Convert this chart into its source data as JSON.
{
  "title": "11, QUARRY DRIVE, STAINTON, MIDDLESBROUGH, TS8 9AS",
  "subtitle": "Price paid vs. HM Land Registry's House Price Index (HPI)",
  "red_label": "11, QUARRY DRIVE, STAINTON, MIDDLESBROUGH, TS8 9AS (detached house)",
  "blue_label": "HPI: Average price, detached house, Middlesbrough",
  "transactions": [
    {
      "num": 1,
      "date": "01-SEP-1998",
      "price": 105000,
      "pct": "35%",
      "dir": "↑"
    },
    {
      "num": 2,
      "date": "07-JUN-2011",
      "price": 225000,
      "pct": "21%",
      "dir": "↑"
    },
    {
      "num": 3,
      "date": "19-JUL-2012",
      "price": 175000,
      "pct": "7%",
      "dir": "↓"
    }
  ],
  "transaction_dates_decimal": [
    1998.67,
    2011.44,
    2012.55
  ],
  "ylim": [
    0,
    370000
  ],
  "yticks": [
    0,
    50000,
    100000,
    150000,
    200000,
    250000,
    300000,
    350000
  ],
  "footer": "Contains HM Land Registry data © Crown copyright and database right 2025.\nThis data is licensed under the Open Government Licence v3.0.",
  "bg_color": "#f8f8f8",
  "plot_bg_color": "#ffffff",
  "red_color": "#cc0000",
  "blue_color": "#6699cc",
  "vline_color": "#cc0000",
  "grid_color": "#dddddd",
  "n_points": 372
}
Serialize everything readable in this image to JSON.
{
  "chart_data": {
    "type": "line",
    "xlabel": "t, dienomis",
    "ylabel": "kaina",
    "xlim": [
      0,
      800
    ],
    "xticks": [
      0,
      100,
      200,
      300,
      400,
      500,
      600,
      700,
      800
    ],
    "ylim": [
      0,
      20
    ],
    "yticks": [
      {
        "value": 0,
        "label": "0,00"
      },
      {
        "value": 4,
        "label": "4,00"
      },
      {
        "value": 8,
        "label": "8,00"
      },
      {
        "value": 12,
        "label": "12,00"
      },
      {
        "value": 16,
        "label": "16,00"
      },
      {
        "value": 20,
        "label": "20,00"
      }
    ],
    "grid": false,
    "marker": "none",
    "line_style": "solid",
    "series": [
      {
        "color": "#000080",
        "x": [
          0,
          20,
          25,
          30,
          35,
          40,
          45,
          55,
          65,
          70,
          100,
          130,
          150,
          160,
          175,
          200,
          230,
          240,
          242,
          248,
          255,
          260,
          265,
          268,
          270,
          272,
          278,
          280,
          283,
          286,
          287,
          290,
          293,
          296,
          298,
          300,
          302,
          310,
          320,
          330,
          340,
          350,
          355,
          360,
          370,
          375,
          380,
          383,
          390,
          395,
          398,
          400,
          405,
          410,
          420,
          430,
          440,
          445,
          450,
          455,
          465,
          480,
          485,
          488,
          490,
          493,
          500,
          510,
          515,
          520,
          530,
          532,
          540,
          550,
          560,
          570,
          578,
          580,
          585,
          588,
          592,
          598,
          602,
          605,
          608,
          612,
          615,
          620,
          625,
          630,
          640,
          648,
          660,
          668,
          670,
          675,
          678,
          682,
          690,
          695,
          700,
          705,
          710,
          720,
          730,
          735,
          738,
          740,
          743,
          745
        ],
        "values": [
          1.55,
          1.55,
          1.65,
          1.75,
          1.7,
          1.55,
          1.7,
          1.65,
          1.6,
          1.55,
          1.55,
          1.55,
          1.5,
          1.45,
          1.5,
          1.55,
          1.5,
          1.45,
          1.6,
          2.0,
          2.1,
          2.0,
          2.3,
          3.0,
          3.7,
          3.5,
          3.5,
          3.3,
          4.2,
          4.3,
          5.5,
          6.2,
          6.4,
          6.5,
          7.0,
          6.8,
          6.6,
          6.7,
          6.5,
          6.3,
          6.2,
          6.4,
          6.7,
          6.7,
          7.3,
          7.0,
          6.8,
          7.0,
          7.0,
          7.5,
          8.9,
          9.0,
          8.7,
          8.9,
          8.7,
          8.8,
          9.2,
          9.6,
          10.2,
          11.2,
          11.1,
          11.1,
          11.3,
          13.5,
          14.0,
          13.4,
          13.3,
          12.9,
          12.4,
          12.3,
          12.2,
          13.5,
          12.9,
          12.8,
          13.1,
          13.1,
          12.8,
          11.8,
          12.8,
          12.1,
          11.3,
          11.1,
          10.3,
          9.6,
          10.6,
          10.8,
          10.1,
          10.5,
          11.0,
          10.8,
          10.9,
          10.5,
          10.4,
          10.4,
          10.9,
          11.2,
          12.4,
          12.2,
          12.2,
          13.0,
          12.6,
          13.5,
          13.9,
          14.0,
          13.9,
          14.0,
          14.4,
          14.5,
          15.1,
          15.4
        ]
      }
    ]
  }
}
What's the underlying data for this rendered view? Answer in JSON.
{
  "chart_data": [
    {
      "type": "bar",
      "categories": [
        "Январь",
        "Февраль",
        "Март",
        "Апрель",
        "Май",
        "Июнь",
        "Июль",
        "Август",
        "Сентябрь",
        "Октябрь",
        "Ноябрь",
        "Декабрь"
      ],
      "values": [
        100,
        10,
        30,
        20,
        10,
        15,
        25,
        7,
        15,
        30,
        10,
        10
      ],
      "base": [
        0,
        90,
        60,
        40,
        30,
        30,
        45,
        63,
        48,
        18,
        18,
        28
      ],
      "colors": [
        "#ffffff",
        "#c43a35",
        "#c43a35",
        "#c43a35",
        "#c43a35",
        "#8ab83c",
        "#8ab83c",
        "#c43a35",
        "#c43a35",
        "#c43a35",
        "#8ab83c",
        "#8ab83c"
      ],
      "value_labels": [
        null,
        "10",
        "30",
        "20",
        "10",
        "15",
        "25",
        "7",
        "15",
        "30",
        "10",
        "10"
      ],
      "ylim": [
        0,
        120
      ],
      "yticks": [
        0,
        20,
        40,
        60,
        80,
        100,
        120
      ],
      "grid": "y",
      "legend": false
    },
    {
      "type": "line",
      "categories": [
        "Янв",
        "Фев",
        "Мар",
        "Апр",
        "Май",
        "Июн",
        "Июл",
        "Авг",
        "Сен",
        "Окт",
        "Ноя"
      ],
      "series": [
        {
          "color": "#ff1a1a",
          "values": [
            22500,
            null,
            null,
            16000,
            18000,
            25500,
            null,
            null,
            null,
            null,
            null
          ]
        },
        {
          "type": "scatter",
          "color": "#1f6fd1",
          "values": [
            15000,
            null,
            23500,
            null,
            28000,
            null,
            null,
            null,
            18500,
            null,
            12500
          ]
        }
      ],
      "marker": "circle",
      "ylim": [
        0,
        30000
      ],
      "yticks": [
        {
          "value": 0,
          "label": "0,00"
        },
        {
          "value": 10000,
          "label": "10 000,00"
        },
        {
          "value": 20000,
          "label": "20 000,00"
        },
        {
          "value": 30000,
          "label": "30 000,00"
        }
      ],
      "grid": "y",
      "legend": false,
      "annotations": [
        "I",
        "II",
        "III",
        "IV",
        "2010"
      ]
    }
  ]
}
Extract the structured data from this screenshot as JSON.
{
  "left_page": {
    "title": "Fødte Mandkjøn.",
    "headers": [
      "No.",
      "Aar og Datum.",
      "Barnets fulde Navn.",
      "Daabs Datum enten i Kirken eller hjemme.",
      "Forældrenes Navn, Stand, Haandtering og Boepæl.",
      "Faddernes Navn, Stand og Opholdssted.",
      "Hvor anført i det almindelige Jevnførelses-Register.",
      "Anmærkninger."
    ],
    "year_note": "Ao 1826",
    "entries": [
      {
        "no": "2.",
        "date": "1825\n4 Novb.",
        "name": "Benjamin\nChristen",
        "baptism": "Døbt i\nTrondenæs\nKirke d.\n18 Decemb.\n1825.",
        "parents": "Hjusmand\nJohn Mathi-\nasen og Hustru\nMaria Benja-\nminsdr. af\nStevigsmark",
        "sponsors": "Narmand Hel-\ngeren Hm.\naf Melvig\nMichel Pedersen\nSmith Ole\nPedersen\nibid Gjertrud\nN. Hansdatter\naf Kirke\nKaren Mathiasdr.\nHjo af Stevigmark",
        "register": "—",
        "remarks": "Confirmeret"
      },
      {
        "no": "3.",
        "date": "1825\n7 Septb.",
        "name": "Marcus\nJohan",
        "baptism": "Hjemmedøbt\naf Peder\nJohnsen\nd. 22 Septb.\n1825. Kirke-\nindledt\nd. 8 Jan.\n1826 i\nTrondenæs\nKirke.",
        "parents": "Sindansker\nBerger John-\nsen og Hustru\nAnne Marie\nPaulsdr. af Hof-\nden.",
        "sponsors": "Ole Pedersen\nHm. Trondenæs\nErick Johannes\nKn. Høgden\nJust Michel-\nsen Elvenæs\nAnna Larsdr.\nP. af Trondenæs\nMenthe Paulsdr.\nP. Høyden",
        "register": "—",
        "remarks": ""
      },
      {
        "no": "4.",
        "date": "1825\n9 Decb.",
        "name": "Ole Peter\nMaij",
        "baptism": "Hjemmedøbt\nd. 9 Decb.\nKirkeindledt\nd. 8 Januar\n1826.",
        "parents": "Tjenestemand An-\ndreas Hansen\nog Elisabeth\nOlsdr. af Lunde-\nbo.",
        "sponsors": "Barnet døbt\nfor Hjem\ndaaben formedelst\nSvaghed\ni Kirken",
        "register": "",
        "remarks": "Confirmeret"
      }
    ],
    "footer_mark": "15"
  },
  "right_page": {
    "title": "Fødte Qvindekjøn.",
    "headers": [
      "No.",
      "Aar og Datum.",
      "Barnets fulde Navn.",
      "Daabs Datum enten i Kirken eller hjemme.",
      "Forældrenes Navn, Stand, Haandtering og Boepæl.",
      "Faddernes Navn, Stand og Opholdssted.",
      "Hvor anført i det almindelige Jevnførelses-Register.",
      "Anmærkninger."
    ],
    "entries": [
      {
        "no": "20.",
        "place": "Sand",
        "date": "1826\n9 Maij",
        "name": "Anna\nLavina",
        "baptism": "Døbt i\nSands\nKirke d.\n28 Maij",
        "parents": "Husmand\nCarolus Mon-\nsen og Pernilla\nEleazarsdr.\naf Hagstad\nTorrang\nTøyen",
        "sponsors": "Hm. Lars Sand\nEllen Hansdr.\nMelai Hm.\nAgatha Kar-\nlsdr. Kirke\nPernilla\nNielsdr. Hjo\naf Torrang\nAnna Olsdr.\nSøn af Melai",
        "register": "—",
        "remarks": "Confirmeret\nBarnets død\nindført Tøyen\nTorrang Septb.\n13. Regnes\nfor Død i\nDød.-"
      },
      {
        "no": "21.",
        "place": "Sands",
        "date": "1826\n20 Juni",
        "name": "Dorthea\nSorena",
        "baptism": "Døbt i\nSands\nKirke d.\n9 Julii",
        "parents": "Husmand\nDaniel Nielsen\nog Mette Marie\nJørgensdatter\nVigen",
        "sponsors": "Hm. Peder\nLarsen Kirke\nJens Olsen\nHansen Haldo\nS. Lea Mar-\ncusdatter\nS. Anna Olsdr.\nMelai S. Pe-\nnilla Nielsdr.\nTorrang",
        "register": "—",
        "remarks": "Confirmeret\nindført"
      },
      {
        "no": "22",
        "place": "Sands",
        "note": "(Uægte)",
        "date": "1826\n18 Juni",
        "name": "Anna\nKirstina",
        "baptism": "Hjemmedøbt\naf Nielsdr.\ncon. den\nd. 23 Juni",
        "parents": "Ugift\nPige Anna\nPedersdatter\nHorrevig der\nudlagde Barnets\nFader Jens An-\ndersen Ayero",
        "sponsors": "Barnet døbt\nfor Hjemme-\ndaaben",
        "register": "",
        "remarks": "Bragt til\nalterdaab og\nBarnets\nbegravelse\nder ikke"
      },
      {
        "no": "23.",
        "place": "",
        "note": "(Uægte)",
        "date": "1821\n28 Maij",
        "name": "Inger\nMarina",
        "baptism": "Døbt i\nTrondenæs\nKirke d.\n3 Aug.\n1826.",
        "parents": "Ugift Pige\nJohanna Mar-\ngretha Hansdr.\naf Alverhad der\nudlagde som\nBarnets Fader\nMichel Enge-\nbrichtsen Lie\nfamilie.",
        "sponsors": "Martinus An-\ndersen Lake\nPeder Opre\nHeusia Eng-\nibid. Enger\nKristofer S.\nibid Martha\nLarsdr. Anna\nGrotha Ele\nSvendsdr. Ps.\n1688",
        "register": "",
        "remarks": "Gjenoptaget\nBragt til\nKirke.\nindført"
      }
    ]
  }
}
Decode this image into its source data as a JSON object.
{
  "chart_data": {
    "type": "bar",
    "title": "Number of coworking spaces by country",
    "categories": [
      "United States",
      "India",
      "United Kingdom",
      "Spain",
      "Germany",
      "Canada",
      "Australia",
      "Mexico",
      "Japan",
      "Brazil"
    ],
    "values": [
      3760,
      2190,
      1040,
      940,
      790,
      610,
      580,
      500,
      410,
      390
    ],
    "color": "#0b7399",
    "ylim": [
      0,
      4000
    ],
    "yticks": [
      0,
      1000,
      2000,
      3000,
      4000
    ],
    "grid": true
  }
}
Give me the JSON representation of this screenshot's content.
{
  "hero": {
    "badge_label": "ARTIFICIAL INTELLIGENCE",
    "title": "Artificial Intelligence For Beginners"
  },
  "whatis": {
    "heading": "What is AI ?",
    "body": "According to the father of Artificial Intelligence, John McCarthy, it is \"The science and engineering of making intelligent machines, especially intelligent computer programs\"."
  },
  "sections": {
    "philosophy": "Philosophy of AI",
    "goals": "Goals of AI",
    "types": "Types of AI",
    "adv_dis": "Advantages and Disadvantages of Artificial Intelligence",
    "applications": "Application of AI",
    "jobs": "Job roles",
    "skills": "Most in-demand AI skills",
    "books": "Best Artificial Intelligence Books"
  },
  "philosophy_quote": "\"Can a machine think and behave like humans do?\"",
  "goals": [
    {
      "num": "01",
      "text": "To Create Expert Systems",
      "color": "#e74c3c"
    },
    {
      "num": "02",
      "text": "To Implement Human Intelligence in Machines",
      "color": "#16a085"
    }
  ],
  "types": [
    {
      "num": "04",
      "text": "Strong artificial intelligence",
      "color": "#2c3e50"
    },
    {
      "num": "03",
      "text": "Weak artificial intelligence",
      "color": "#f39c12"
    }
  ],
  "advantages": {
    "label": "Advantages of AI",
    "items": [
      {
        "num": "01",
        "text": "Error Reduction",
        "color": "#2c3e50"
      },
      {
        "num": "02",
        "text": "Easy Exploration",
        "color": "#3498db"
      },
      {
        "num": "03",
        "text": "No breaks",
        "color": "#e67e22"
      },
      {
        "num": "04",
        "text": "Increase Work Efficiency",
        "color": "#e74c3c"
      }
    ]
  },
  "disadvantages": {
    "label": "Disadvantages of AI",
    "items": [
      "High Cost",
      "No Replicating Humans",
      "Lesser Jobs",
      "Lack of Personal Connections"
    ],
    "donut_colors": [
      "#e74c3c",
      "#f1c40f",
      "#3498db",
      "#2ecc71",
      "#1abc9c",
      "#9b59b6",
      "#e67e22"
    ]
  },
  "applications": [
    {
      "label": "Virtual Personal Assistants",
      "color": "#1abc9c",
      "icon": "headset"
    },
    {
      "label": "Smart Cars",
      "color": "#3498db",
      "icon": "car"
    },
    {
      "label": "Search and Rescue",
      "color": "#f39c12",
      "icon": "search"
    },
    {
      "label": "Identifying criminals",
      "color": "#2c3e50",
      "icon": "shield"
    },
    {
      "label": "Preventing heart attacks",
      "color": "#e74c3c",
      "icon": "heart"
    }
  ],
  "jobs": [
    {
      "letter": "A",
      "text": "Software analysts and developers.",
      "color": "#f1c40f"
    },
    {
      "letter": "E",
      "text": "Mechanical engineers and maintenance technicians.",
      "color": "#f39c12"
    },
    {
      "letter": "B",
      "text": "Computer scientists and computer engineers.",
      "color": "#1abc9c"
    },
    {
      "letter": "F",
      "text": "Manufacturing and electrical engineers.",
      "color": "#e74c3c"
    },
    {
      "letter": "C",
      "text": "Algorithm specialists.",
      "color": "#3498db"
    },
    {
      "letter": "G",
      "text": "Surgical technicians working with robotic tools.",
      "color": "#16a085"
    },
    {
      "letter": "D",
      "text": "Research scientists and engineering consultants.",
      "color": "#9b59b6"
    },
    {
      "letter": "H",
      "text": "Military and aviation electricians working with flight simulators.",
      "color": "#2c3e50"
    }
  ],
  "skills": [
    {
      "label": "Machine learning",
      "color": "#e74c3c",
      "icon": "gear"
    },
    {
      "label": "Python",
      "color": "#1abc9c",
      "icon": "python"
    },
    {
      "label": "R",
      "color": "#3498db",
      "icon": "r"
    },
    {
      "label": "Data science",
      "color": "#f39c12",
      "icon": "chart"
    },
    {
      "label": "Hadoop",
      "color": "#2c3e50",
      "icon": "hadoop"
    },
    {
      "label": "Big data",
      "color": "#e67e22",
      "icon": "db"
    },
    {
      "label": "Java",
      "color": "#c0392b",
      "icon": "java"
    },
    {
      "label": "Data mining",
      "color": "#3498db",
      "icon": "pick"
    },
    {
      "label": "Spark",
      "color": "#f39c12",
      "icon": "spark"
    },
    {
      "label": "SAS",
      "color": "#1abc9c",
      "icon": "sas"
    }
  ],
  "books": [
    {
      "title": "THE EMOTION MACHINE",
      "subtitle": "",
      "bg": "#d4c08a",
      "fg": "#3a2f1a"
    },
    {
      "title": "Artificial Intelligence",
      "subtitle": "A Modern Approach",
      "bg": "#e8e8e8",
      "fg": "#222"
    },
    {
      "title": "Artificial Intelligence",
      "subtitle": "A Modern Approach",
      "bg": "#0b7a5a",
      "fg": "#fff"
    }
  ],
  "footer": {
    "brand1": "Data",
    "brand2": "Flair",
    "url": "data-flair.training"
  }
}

———

→ **Requirement**: Out of the material above, gather each line where "Decb" appears.

→ **Task answer**:
        "date": "1825\n9 Decb.",
        "baptism": "Hjemmedøbt\nd. 9 Decb.\nKirkeindledt\nd. 8 Januar\n1826.",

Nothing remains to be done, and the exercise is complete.